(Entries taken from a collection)
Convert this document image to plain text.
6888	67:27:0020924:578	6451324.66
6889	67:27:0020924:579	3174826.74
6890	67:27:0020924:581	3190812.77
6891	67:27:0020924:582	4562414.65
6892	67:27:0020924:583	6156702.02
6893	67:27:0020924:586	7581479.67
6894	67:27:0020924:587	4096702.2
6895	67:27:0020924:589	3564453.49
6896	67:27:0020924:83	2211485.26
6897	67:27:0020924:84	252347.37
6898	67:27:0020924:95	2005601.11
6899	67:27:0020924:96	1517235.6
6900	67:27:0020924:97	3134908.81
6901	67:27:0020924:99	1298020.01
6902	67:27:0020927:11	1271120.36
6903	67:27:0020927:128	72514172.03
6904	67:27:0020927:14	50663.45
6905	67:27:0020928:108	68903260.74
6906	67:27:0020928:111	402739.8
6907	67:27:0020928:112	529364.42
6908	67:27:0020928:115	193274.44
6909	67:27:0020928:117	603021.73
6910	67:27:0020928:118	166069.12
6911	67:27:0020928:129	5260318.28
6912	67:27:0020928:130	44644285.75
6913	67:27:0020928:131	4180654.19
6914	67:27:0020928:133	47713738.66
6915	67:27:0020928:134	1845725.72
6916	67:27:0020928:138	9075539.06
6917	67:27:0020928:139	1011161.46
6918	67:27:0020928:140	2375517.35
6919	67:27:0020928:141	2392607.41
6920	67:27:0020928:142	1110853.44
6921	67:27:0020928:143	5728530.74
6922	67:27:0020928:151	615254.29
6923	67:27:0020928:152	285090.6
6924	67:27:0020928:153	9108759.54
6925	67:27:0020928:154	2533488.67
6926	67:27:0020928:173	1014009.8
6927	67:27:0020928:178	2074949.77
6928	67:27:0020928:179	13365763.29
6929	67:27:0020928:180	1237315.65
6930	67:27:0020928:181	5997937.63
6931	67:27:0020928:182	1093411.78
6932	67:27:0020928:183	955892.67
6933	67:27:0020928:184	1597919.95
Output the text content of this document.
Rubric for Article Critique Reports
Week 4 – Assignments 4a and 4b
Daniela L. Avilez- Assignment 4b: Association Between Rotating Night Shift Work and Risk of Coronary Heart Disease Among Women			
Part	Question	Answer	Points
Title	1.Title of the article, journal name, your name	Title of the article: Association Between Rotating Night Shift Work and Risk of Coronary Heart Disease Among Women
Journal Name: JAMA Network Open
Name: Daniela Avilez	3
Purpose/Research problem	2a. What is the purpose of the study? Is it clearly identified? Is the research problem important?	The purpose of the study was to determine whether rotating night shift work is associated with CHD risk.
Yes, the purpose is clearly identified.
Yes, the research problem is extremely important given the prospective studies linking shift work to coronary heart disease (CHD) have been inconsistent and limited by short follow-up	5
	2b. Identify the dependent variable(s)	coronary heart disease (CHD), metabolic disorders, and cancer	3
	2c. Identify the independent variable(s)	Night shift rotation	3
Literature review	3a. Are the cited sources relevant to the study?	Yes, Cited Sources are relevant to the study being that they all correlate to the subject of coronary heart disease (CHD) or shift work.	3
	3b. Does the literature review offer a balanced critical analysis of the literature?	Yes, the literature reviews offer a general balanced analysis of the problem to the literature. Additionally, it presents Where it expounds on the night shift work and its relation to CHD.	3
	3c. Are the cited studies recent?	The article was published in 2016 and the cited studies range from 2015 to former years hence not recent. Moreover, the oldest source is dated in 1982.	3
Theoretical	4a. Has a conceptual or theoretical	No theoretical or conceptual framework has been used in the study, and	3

# [EXERCISE DIRECTIONS]
Search the entries for the word "been", then gather every line that has it.

# [THE RESULT]
Yes, the research problem is extremely important given the prospective studies linking shift work to coronary heart disease (CHD) have been inconsistent and limited by short follow-up	5
Theoretical	4a. Has a conceptual or theoretical	No theoretical or conceptual framework has been used in the study, and	3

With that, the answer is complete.